> [Records for the exercise]
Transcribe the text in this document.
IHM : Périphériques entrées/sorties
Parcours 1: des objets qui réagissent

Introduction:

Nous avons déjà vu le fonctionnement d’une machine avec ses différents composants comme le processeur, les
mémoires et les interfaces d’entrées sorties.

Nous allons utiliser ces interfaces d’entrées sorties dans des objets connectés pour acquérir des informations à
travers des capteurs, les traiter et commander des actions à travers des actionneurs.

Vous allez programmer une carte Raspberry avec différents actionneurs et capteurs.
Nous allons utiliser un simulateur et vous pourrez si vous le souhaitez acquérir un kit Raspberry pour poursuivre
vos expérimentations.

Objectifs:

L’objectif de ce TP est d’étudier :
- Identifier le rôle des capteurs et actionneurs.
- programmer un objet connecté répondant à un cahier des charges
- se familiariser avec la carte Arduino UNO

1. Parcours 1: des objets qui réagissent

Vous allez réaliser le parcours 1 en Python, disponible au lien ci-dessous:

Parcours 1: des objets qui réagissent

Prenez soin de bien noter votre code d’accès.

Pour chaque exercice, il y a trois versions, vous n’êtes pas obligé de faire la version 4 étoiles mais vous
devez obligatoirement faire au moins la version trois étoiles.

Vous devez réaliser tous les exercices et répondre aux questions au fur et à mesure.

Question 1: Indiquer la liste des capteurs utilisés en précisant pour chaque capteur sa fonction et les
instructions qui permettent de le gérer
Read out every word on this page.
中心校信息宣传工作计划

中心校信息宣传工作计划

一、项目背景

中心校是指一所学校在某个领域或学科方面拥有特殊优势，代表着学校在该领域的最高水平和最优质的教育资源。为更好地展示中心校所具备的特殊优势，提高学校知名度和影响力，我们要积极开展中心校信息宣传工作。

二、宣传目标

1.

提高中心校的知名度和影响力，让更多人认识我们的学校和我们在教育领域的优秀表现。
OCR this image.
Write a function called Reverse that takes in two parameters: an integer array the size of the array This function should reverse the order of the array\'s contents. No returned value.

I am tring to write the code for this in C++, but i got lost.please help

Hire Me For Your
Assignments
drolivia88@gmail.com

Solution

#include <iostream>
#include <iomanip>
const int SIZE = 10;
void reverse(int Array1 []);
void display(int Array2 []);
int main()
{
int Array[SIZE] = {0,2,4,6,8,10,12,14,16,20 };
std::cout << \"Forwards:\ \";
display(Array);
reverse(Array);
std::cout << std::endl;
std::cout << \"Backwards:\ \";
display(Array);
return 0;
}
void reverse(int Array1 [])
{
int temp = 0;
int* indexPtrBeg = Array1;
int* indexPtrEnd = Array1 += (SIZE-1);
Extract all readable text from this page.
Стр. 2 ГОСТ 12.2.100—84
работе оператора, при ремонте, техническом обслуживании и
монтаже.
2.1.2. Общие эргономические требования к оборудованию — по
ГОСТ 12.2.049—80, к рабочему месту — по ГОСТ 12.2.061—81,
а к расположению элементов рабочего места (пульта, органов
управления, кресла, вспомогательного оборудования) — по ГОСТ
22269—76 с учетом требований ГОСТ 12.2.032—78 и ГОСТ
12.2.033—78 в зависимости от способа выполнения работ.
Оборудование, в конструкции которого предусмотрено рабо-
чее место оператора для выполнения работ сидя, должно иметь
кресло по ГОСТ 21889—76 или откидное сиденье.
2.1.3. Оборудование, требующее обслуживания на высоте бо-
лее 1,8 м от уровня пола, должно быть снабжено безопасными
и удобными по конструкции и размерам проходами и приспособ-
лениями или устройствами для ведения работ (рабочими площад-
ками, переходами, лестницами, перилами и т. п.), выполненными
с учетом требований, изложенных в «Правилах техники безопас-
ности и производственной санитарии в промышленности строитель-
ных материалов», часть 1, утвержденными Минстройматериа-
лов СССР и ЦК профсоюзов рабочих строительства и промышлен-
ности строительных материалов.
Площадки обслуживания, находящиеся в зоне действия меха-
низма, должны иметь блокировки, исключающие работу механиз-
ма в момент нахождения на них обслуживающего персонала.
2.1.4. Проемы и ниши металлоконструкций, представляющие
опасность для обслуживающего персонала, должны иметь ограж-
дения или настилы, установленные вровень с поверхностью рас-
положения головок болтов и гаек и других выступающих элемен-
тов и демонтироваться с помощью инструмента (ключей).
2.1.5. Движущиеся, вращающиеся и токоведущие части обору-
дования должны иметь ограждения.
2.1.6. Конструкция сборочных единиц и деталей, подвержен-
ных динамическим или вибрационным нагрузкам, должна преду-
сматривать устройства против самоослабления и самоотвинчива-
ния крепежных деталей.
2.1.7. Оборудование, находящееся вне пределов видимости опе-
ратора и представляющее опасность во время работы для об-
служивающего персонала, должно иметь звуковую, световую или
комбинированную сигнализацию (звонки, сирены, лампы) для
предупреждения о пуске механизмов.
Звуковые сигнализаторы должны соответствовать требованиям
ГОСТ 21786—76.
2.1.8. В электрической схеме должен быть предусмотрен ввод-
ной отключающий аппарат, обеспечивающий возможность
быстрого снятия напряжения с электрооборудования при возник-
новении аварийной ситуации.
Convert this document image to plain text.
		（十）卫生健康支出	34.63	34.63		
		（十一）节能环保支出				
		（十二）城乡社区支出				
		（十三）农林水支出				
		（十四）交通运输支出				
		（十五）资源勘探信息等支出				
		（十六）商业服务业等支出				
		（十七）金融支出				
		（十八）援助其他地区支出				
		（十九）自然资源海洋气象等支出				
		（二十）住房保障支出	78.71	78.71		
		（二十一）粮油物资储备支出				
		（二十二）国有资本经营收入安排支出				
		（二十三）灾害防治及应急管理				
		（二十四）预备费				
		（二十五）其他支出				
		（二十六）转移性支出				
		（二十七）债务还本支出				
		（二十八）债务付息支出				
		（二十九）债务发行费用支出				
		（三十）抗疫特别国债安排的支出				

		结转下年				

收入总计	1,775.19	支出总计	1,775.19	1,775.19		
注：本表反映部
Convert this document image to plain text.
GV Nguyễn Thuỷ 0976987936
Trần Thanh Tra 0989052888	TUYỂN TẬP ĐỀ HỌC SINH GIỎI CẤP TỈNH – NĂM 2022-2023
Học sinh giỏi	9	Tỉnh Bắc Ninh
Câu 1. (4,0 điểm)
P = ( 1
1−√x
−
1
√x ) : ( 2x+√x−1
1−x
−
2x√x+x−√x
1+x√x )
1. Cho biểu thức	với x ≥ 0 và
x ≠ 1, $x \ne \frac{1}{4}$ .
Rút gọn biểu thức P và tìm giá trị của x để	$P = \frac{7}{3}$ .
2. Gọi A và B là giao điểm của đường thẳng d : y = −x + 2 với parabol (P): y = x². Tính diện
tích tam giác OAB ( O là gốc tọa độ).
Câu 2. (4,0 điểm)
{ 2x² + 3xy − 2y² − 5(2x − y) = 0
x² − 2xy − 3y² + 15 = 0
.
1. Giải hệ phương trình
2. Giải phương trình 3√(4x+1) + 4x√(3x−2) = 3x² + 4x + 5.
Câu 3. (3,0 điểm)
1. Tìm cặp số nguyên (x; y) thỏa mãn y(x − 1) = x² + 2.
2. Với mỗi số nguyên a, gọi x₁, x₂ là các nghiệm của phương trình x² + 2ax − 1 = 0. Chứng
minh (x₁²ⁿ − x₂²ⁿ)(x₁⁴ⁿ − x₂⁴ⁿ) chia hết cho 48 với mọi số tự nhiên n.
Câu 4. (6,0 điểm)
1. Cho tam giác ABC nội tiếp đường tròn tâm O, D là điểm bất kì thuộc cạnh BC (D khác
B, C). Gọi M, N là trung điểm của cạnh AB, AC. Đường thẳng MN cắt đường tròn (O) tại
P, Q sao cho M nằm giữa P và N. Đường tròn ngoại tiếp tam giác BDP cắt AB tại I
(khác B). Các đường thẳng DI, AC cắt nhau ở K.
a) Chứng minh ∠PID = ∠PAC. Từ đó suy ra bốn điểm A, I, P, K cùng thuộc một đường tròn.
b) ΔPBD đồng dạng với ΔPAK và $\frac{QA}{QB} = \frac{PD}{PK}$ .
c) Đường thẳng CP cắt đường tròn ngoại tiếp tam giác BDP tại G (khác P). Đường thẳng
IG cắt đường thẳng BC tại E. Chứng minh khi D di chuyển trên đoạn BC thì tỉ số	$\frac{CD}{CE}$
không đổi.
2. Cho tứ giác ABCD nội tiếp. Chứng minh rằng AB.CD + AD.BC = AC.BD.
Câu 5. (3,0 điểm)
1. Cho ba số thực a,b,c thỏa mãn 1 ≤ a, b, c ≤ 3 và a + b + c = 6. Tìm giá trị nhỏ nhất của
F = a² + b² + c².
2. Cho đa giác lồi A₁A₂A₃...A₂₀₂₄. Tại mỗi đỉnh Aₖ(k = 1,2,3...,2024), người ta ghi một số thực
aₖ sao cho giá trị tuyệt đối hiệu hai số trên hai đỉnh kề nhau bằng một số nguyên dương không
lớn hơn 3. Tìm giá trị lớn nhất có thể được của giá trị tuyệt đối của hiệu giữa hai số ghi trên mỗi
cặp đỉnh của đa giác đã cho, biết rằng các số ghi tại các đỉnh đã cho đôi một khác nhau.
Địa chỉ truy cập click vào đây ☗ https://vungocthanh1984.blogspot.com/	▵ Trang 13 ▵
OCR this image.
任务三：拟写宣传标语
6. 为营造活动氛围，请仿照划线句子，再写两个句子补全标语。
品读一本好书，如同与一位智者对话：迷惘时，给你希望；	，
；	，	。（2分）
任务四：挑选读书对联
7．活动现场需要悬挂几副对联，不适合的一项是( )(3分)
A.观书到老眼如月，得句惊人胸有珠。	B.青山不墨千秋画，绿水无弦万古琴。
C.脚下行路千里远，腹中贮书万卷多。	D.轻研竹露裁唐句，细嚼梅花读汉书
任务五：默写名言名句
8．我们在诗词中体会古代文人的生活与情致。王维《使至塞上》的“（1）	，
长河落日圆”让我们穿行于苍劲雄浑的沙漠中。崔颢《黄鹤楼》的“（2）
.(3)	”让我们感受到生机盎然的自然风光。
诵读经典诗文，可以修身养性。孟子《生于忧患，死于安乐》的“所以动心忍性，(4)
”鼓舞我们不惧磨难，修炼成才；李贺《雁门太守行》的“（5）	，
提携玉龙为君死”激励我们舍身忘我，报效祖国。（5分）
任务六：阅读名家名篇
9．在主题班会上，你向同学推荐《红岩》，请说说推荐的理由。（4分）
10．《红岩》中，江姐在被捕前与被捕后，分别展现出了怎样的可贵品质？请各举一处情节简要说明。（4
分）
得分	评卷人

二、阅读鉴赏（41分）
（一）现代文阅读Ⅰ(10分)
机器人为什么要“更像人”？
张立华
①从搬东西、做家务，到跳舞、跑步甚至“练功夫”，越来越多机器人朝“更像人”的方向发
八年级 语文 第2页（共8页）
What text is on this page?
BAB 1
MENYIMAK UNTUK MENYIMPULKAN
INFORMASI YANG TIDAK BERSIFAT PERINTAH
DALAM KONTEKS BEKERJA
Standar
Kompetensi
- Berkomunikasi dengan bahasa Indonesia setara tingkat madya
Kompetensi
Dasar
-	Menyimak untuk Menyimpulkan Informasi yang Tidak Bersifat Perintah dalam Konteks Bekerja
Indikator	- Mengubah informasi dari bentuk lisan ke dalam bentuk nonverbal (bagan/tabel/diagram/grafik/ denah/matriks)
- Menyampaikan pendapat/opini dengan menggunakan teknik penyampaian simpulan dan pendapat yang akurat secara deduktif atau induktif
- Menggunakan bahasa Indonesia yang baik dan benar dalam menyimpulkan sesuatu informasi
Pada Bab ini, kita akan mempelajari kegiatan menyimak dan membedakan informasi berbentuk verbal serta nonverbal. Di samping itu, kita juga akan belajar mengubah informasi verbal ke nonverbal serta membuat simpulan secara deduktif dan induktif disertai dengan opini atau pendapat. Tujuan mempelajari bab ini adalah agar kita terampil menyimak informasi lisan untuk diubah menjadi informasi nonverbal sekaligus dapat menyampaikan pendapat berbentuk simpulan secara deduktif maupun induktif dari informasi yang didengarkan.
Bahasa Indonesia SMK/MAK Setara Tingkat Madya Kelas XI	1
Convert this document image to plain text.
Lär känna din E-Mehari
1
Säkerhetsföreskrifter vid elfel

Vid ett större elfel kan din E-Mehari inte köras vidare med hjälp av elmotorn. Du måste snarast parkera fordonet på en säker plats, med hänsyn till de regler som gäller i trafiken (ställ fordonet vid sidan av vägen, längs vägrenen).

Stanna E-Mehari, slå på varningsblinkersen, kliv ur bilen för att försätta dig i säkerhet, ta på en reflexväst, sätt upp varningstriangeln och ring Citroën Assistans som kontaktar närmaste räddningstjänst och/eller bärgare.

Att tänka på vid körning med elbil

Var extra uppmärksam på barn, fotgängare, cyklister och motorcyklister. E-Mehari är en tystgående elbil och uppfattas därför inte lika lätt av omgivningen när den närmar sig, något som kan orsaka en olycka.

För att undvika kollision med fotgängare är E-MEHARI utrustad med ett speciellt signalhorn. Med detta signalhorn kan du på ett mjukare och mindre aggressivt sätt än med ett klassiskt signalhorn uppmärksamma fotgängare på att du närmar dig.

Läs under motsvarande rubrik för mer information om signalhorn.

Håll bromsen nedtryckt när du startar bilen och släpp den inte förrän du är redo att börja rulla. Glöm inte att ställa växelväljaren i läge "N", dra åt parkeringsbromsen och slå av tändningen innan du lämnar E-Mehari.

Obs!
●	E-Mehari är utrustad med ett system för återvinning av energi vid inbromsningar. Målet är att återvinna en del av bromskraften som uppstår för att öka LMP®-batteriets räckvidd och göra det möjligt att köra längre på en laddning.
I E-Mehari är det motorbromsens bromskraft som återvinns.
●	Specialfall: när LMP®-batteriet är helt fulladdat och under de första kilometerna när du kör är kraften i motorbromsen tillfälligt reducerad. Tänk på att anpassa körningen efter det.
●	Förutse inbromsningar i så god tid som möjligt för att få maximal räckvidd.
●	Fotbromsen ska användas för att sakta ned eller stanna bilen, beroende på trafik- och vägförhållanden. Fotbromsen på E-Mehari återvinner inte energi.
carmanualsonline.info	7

> [Problem to work on] Within the records above, how many lines include the word "page"? State the number by itself.

> [Solved exercise] 3